[Start]

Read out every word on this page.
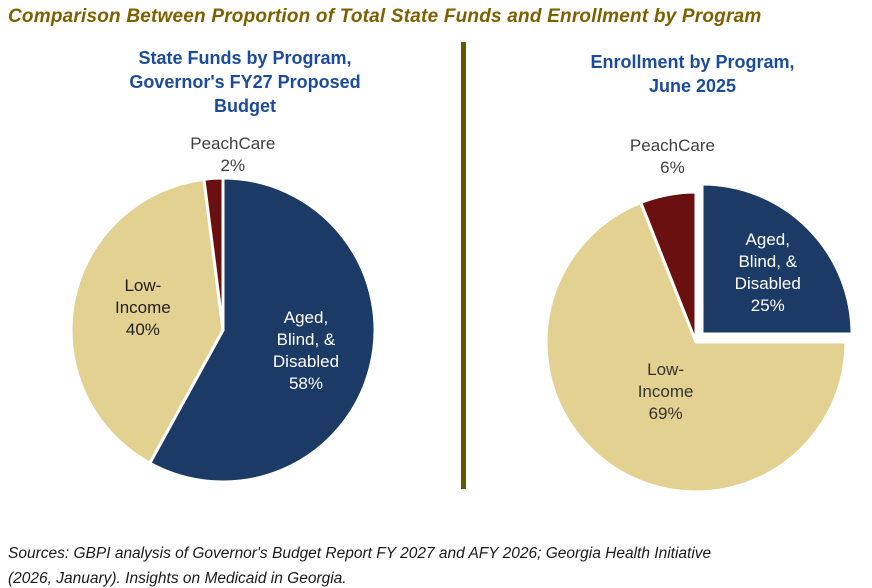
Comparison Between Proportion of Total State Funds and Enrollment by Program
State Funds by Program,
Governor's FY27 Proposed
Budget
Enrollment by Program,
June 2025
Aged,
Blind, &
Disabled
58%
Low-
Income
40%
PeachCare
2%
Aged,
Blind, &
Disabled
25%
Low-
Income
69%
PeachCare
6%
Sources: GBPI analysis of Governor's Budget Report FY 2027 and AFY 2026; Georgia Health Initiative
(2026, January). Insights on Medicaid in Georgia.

[End]
[Start]

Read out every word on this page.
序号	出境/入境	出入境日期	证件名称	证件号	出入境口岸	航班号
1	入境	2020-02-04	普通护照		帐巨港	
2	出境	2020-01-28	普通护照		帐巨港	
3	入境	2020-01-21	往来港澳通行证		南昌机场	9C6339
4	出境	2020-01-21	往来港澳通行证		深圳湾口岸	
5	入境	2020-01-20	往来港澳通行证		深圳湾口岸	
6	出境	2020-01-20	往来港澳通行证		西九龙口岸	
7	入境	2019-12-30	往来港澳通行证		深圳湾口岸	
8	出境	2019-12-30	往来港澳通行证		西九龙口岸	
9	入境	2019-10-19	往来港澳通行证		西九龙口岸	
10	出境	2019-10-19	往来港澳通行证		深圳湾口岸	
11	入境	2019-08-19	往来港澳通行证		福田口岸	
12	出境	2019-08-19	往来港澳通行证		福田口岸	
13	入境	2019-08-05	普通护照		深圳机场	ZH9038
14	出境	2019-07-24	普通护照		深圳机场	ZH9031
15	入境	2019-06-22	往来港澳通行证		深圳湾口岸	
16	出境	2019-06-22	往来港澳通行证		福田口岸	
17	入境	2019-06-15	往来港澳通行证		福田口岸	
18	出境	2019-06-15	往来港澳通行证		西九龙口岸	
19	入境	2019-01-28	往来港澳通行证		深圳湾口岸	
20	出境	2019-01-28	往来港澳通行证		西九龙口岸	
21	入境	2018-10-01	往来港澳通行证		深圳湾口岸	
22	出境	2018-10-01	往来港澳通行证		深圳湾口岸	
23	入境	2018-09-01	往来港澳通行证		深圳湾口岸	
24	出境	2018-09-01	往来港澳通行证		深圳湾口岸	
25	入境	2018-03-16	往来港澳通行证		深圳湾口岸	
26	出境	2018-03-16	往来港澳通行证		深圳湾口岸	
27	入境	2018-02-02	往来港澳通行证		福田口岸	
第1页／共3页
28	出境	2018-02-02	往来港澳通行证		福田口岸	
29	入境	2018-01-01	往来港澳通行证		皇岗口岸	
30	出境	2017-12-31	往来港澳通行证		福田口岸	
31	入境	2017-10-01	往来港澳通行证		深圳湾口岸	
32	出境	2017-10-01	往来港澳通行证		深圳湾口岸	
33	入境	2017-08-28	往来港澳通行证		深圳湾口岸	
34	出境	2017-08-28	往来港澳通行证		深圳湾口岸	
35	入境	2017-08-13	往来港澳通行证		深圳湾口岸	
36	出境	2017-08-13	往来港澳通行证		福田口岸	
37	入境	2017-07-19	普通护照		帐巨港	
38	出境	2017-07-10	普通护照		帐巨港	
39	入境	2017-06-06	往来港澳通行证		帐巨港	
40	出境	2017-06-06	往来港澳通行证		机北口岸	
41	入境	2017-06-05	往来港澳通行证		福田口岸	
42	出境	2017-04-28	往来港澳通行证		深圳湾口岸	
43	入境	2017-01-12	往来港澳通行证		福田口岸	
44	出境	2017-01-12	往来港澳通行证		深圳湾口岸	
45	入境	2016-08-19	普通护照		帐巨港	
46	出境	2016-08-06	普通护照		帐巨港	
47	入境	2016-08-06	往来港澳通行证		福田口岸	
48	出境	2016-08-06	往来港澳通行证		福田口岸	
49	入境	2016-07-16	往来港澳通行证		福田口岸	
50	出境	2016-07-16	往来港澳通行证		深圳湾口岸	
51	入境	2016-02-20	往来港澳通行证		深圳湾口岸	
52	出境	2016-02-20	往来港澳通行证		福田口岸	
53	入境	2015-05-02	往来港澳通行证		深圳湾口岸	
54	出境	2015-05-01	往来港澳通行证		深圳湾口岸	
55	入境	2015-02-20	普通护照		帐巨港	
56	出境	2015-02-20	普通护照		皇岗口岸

[End]

● **Stated goal**
Using the entries above, find all lines with "Funds". Copy them.

● **Solution to this exercise**
Comparison Between Proportion of Total State Funds and Enrollment by Program
State Funds by Program,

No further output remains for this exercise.